**INSTRUCTIONS TO FOLLOW**
Say how many lines contain the string "Piso". Give no other output.

**EXERCISE MATERIALS**

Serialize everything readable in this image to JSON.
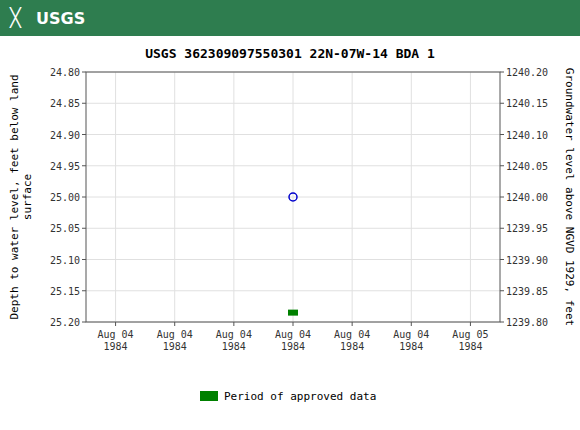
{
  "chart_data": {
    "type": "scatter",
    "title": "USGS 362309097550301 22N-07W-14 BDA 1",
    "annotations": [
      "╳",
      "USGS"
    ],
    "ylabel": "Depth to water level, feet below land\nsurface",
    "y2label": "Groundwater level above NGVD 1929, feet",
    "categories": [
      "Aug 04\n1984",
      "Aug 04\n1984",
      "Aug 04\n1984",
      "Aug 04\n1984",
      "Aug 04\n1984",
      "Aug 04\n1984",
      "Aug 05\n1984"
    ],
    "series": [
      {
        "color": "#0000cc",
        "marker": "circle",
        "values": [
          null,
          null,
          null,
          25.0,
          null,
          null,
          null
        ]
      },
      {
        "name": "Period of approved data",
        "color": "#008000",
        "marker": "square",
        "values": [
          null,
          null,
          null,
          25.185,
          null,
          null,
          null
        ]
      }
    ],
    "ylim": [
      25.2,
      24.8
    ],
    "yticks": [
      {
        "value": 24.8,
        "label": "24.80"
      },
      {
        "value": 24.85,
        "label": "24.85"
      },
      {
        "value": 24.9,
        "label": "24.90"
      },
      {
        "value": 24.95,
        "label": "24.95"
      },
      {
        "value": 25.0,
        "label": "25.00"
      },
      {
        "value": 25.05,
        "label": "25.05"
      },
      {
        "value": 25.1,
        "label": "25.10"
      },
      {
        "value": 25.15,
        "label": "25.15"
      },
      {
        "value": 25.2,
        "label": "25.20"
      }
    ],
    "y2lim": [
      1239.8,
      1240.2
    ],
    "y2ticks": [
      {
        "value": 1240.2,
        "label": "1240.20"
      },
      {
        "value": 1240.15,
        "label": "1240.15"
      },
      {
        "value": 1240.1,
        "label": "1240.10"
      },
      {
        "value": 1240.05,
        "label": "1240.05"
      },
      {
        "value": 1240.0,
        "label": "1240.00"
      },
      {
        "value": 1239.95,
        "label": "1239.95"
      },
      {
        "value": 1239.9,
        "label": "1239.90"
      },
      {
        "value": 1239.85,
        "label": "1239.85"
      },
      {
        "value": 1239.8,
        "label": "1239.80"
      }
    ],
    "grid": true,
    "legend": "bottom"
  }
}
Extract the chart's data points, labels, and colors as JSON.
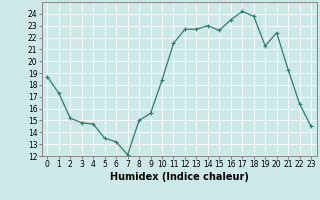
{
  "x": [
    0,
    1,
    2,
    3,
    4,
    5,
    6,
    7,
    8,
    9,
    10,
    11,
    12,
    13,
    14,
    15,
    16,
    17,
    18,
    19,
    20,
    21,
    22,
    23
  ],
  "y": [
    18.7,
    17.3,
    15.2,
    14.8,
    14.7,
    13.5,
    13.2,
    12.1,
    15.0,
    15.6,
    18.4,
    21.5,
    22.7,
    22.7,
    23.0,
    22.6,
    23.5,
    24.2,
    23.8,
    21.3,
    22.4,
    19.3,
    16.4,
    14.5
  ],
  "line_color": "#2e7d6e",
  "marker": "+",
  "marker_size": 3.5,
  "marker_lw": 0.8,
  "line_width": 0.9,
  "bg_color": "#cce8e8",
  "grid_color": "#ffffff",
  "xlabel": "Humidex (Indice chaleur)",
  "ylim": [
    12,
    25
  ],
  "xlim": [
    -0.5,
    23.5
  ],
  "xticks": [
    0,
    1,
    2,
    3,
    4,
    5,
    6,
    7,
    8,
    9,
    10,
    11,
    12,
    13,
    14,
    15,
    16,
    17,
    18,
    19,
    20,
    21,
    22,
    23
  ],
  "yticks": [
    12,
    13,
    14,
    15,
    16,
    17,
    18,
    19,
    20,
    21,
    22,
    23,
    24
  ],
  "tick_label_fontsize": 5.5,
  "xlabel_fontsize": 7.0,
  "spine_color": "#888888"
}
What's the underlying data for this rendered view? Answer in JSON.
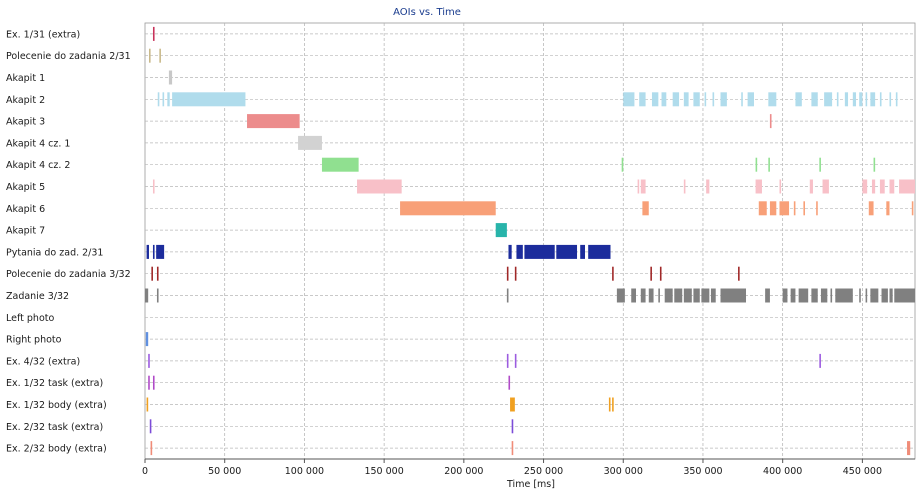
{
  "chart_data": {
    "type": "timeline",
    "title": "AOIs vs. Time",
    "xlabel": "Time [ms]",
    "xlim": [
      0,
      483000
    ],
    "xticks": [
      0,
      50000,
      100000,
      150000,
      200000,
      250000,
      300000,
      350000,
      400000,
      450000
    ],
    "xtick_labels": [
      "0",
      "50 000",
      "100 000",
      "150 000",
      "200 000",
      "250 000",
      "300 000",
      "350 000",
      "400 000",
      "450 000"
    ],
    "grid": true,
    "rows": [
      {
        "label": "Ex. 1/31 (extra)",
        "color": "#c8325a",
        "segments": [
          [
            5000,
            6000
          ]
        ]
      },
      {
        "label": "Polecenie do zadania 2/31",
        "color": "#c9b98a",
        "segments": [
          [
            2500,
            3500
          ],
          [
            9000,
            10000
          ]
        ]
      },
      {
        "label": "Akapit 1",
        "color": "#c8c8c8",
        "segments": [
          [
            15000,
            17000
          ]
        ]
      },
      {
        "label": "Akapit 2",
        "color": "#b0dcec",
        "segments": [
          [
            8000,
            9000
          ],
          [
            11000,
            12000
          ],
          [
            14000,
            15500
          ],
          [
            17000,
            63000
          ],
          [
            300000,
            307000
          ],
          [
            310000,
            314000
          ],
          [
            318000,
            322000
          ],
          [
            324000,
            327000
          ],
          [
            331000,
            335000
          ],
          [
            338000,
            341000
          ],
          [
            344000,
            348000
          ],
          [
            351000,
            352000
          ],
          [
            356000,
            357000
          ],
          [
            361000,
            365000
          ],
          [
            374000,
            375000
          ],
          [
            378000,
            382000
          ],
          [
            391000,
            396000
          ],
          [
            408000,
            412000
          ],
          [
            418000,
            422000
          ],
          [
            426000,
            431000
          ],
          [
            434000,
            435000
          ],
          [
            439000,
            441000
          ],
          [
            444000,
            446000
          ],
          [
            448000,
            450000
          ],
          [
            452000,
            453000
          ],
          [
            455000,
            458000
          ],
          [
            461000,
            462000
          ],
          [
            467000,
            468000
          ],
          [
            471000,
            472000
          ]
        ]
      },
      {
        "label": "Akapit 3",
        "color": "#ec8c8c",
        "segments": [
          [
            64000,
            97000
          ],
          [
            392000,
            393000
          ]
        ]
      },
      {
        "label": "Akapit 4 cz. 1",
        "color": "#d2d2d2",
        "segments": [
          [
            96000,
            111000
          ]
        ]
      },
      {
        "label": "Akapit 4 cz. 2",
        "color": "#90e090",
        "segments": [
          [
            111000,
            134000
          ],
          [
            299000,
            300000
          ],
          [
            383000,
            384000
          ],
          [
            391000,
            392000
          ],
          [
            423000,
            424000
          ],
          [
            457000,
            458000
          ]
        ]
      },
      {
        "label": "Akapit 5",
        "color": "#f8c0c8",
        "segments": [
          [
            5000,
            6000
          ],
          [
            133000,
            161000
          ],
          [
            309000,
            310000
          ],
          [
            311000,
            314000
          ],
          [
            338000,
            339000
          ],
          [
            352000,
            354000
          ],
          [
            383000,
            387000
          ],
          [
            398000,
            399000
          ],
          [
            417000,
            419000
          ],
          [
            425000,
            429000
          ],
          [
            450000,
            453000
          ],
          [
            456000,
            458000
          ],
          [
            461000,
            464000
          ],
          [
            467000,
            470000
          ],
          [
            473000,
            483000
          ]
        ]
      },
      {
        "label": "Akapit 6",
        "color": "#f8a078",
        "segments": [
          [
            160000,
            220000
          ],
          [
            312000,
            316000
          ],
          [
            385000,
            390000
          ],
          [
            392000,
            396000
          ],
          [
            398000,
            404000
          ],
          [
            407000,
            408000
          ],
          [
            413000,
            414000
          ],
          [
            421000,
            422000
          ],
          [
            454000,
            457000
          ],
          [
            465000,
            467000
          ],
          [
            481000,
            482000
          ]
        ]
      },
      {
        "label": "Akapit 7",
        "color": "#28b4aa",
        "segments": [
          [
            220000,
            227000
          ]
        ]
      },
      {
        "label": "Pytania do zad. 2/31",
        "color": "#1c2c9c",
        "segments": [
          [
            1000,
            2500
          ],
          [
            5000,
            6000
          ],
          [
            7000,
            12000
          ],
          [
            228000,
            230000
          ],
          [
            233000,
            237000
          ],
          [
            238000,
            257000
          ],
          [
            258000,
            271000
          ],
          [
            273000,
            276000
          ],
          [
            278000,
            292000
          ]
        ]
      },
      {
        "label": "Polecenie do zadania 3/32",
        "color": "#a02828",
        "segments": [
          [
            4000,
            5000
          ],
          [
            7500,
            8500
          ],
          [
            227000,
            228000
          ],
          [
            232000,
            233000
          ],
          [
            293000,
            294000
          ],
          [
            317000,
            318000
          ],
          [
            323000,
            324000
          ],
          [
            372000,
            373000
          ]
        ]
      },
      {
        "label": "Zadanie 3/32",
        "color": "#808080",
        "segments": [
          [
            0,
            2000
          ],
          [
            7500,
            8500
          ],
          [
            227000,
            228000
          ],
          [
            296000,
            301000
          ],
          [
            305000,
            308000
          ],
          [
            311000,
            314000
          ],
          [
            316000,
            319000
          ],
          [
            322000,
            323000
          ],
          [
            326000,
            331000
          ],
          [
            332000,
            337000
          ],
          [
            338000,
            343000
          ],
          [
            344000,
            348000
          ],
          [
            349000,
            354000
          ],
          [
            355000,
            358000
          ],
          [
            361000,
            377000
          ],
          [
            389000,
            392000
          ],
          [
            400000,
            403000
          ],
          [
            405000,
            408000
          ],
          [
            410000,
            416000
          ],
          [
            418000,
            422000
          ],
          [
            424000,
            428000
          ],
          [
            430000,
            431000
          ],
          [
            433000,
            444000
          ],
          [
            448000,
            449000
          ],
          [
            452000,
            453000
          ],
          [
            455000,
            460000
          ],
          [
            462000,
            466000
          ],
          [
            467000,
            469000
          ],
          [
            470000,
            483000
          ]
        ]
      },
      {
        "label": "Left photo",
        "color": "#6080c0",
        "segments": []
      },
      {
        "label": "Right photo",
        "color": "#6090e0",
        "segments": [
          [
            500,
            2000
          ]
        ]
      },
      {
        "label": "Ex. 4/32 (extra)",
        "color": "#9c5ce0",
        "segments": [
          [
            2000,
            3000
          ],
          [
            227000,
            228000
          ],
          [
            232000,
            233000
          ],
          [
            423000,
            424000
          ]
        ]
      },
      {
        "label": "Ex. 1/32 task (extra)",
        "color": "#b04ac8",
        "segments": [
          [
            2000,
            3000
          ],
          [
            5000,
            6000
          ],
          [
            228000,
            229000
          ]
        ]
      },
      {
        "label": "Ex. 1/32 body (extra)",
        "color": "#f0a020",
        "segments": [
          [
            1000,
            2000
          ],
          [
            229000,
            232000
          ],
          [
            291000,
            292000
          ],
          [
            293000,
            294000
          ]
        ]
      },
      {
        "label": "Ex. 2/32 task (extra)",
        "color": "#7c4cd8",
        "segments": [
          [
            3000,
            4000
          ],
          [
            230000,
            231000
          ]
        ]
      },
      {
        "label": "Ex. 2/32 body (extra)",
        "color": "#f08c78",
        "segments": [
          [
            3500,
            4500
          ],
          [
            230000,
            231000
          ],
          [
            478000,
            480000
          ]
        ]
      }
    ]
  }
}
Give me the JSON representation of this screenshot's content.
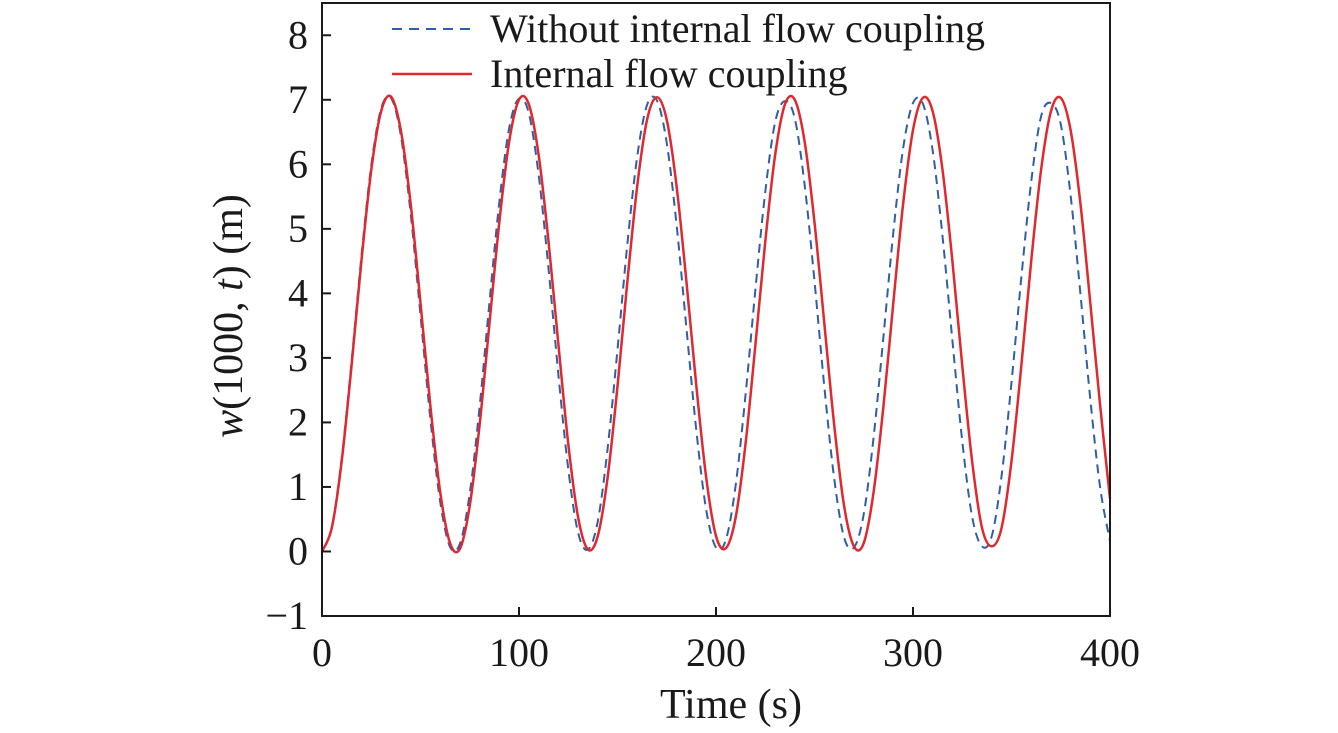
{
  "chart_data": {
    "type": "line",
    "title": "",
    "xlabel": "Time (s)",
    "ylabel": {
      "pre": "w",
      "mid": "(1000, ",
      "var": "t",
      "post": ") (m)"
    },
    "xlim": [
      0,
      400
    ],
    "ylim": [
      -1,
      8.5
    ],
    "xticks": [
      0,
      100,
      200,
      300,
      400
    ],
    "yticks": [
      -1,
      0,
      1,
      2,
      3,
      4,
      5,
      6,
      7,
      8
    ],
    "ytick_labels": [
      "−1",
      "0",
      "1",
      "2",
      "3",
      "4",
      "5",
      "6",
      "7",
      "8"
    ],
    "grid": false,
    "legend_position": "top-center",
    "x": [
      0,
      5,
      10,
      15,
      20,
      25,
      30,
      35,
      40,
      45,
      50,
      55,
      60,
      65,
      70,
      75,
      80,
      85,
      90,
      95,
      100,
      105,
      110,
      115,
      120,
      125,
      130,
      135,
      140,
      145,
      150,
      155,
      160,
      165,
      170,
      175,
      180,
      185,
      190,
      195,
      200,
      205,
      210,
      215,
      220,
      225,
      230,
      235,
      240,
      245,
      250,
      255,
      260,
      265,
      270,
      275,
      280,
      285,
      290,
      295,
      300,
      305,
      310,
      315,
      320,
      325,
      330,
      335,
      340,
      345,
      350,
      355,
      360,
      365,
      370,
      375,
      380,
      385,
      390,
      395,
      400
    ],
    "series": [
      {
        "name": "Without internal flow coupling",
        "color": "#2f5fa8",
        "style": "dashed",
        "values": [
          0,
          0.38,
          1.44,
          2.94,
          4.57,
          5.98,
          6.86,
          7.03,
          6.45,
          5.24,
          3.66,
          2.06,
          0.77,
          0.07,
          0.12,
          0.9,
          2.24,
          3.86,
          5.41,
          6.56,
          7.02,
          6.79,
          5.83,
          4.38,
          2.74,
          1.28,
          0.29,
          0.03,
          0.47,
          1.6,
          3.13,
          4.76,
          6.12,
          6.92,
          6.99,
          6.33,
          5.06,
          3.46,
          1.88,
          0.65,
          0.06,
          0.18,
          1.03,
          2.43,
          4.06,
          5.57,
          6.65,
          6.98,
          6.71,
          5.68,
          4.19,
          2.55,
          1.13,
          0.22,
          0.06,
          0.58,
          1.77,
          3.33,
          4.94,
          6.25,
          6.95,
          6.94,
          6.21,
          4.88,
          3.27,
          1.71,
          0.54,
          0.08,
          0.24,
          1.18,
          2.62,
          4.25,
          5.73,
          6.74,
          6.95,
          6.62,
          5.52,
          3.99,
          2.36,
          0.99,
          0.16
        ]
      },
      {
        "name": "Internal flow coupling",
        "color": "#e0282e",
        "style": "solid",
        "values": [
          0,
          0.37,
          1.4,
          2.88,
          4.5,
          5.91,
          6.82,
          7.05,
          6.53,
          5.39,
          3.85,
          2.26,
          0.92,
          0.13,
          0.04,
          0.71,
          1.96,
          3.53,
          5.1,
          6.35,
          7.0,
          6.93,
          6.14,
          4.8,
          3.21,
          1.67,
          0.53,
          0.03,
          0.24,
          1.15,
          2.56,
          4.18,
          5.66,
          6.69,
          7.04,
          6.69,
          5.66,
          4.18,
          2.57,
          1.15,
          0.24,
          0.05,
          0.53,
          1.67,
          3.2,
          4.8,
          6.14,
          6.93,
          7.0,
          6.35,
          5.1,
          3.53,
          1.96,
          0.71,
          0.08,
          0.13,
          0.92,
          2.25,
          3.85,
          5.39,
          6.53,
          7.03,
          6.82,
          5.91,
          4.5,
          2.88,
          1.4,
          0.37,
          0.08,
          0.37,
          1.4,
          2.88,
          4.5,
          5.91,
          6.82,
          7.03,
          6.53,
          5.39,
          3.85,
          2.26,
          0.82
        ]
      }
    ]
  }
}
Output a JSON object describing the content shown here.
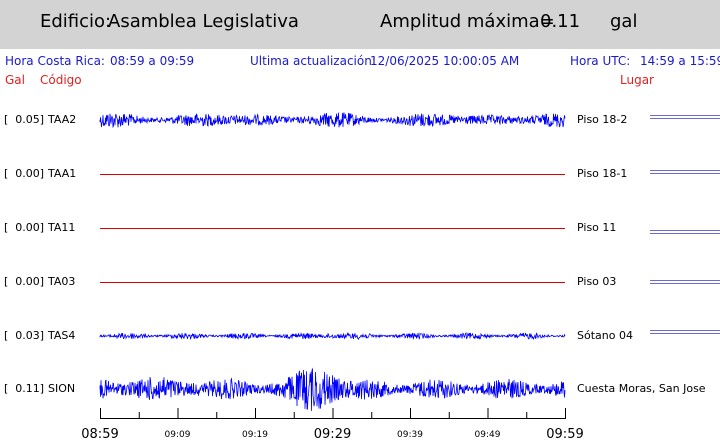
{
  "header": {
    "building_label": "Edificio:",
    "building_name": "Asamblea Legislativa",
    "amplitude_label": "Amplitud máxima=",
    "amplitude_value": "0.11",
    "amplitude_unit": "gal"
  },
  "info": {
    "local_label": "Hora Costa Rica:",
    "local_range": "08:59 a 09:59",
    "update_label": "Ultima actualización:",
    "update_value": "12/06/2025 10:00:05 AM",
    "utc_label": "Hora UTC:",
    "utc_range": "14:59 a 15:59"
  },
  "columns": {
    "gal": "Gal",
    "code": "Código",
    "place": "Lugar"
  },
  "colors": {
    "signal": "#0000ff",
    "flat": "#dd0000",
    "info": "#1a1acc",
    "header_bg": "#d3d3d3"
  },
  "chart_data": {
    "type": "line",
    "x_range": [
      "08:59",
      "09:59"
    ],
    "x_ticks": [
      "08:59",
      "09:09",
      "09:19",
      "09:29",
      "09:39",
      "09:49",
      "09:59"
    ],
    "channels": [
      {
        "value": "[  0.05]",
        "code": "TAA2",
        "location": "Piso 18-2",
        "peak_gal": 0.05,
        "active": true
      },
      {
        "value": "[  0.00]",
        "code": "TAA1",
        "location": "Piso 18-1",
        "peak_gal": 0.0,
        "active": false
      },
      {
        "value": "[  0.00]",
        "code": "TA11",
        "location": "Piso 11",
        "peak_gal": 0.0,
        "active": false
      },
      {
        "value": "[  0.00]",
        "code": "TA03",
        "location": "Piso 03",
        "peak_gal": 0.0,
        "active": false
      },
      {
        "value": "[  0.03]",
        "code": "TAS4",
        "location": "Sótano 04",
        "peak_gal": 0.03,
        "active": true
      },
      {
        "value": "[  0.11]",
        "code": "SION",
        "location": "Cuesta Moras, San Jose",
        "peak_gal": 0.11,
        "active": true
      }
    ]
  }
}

**OUTPUT BELOW**
4